[Dataset entries]
○ ○ ○ ○ ○
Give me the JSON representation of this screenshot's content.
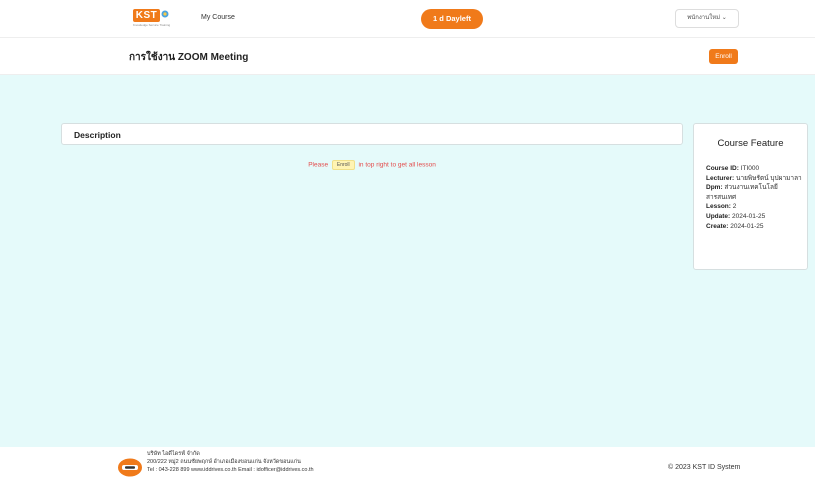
{
  "nav": {
    "logo_text": "KST",
    "logo_subtext": "Knowledge Service Training",
    "my_course": "My Course",
    "day_left": "1 d Dayleft",
    "user_menu": "พนักงานใหม่ ⌄"
  },
  "course": {
    "title": "การใช้งาน ZOOM Meeting",
    "enroll": "Enroll"
  },
  "description": {
    "title": "Description",
    "notice_before": "Please",
    "notice_badge": "Enroll",
    "notice_after": "in top right to get all lesson"
  },
  "feature": {
    "title": "Course Feature",
    "course_id_label": "Course ID:",
    "course_id": "ITI000",
    "lecturer_label": "Lecturer:",
    "lecturer": "นายพิษรัตน์ บุปผามาลา",
    "dpm_label": "Dpm:",
    "dpm": "ส่วนงานเทคโนโลยีสารสนเทศ",
    "lesson_label": "Lesson:",
    "lesson": "2",
    "update_label": "Update:",
    "update": "2024-01-25",
    "create_label": "Create:",
    "create": "2024-01-25"
  },
  "footer": {
    "company": "บริษัท ไอดีไดรฟ์ จำกัด",
    "address": "200/222 หมู่2 ถนนชัยพฤกษ์ อำเภอเมืองขอนแก่น จังหวัดขอนแก่น",
    "contact": "Tel : 043-228 899 www.iddrives.co.th Email : idofficer@iddrives.co.th",
    "copyright": "© 2023 KST ID System"
  },
  "colors": {
    "accent": "#f07a1a",
    "main_bg": "#e5fafa",
    "notice": "#e34b4b"
  }
}
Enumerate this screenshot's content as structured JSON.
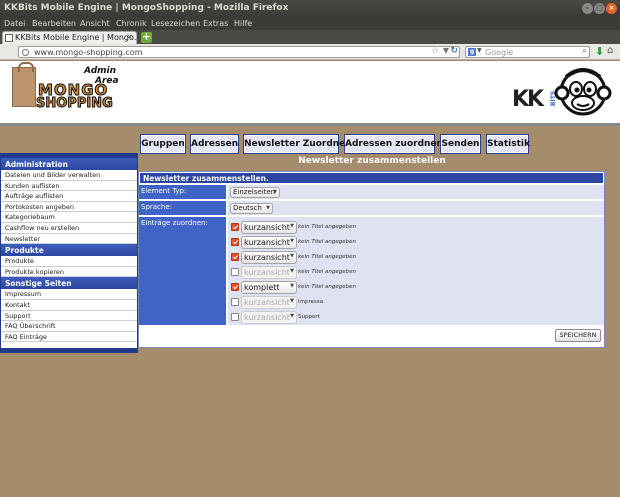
{
  "window": {
    "title": "KKBits Mobile Engine | MongoShopping - Mozilla Firefox",
    "minimize_glyph": "–",
    "maximize_glyph": "□",
    "close_glyph": "×"
  },
  "menubar": [
    "Datei",
    "Bearbeiten",
    "Ansicht",
    "Chronik",
    "Lesezeichen",
    "Extras",
    "Hilfe"
  ],
  "browser": {
    "tab_title": "KKBits Mobile Engine | Mongo...",
    "tab_close": "×",
    "newtab_glyph": "+",
    "url": "www.mongo-shopping.com",
    "search_placeholder": "Google",
    "icons": [
      "globe-icon",
      "star-icon",
      "reload-icon",
      "google-icon",
      "search-icon",
      "download-icon",
      "home-icon"
    ],
    "star_glyph": "☆",
    "reload_glyph": "↻",
    "search_glyph": "⌕",
    "download_glyph": "⬇",
    "home_glyph": "⌂"
  },
  "logo": {
    "admin": "Admin",
    "area": "Area",
    "mongo": "MONGO",
    "shopping": "SHOPPING",
    "kk": "KK",
    "bits": "BITS"
  },
  "topnav": [
    "Gruppen",
    "Adressen",
    "Newsletter Zuordnen",
    "Adressen zuordnen",
    "Senden",
    "Statistik"
  ],
  "sidebar": {
    "sections": [
      {
        "title": "Administration",
        "items": [
          "Dateien und Bilder verwalten",
          "Kunden auflisten",
          "Aufträge auflisten",
          "Portokosten angeben",
          "Kategoriebaum",
          "Cashflow neu erstellen",
          "Newsletter"
        ]
      },
      {
        "title": "Produkte",
        "items": [
          "Produkte",
          "Produkte kopieren"
        ]
      },
      {
        "title": "Sonstige Seiten",
        "items": [
          "Impressum",
          "Kontakt",
          "Support",
          "FAQ Überschrift",
          "FAQ Einträge"
        ]
      }
    ]
  },
  "main": {
    "section_title": "Newsletter zusammenstellen",
    "panel_title": "Newsletter zusammenstellen.",
    "element_type_label": "Element Typ:",
    "element_type_value": "Einzelseiten",
    "language_label": "Sprache:",
    "language_value": "Deutsch",
    "entries_label": "Einträge zuordnen:",
    "caret": "▼",
    "entries": [
      {
        "checked": true,
        "mode": "kurzansicht",
        "enabled": true,
        "description": "kein Titel angegeben"
      },
      {
        "checked": true,
        "mode": "kurzansicht",
        "enabled": true,
        "description": "kein Titel angegeben"
      },
      {
        "checked": true,
        "mode": "kurzansicht",
        "enabled": true,
        "description": "kein Titel angegeben"
      },
      {
        "checked": false,
        "mode": "kurzansicht",
        "enabled": false,
        "description": "kein Titel angegeben"
      },
      {
        "checked": true,
        "mode": "komplett",
        "enabled": true,
        "description": "kein Titel angegeben"
      },
      {
        "checked": false,
        "mode": "kurzansicht",
        "enabled": false,
        "description": "Impressa"
      },
      {
        "checked": false,
        "mode": "kurzansicht",
        "enabled": false,
        "description": "Support"
      }
    ],
    "save_label": "SPEICHERN"
  }
}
○ ○ ○ ○ ○
Print the complete listing exactly as it stands, without its pictures.

**Exercise solution**
Give me the JSON representation of this screenshot's content.
{
  "nav": {
    "logo_text": "KST",
    "logo_subtext": "Knowledge Service Training",
    "my_course": "My Course",
    "day_left": "1 d Dayleft",
    "user_menu": "พนักงานใหม่ ⌄"
  },
  "course": {
    "title": "การใช้งาน ZOOM Meeting",
    "enroll": "Enroll"
  },
  "description": {
    "title": "Description",
    "notice_before": "Please",
    "notice_badge": "Enroll",
    "notice_after": "in top right to get all lesson"
  },
  "feature": {
    "title": "Course Feature",
    "course_id_label": "Course ID:",
    "course_id": "ITI000",
    "lecturer_label": "Lecturer:",
    "lecturer": "นายพิษรัตน์ บุปผามาลา",
    "dpm_label": "Dpm:",
    "dpm": "ส่วนงานเทคโนโลยีสารสนเทศ",
    "lesson_label": "Lesson:",
    "lesson": "2",
    "update_label": "Update:",
    "update": "2024-01-25",
    "create_label": "Create:",
    "create": "2024-01-25"
  },
  "footer": {
    "company": "บริษัท ไอดีไดรฟ์ จำกัด",
    "address": "200/222 หมู่2 ถนนชัยพฤกษ์ อำเภอเมืองขอนแก่น จังหวัดขอนแก่น",
    "contact": "Tel : 043-228 899 www.iddrives.co.th Email : idofficer@iddrives.co.th",
    "copyright": "© 2023 KST ID System"
  },
  "colors": {
    "accent": "#f07a1a",
    "main_bg": "#e5fafa",
    "notice": "#e34b4b"
  }
}
Enumerate this screenshot's content as structured JSON.
{
  "window": {
    "title": "KKBits Mobile Engine | MongoShopping - Mozilla Firefox",
    "minimize_glyph": "–",
    "maximize_glyph": "□",
    "close_glyph": "×"
  },
  "menubar": [
    "Datei",
    "Bearbeiten",
    "Ansicht",
    "Chronik",
    "Lesezeichen",
    "Extras",
    "Hilfe"
  ],
  "browser": {
    "tab_title": "KKBits Mobile Engine | Mongo...",
    "tab_close": "×",
    "newtab_glyph": "+",
    "url": "www.mongo-shopping.com",
    "search_placeholder": "Google",
    "icons": [
      "globe-icon",
      "star-icon",
      "reload-icon",
      "google-icon",
      "search-icon",
      "download-icon",
      "home-icon"
    ],
    "star_glyph": "☆",
    "reload_glyph": "↻",
    "search_glyph": "⌕",
    "download_glyph": "⬇",
    "home_glyph": "⌂"
  },
  "logo": {
    "admin": "Admin",
    "area": "Area",
    "mongo": "MONGO",
    "shopping": "SHOPPING",
    "kk": "KK",
    "bits": "BITS"
  },
  "topnav": [
    "Gruppen",
    "Adressen",
    "Newsletter Zuordnen",
    "Adressen zuordnen",
    "Senden",
    "Statistik"
  ],
  "sidebar": {
    "sections": [
      {
        "title": "Administration",
        "items": [
          "Dateien und Bilder verwalten",
          "Kunden auflisten",
          "Aufträge auflisten",
          "Portokosten angeben",
          "Kategoriebaum",
          "Cashflow neu erstellen",
          "Newsletter"
        ]
      },
      {
        "title": "Produkte",
        "items": [
          "Produkte",
          "Produkte kopieren"
        ]
      },
      {
        "title": "Sonstige Seiten",
        "items": [
          "Impressum",
          "Kontakt",
          "Support",
          "FAQ Überschrift",
          "FAQ Einträge"
        ]
      }
    ]
  },
  "main": {
    "section_title": "Newsletter zusammenstellen",
    "panel_title": "Newsletter zusammenstellen.",
    "element_type_label": "Element Typ:",
    "element_type_value": "Einzelseiten",
    "language_label": "Sprache:",
    "language_value": "Deutsch",
    "entries_label": "Einträge zuordnen:",
    "caret": "▼",
    "entries": [
      {
        "checked": true,
        "mode": "kurzansicht",
        "enabled": true,
        "description": "kein Titel angegeben"
      },
      {
        "checked": true,
        "mode": "kurzansicht",
        "enabled": true,
        "description": "kein Titel angegeben"
      },
      {
        "checked": true,
        "mode": "kurzansicht",
        "enabled": true,
        "description": "kein Titel angegeben"
      },
      {
        "checked": false,
        "mode": "kurzansicht",
        "enabled": false,
        "description": "kein Titel angegeben"
      },
      {
        "checked": true,
        "mode": "komplett",
        "enabled": true,
        "description": "kein Titel angegeben"
      },
      {
        "checked": false,
        "mode": "kurzansicht",
        "enabled": false,
        "description": "Impressa"
      },
      {
        "checked": false,
        "mode": "kurzansicht",
        "enabled": false,
        "description": "Support"
      }
    ],
    "save_label": "SPEICHERN"
  }
}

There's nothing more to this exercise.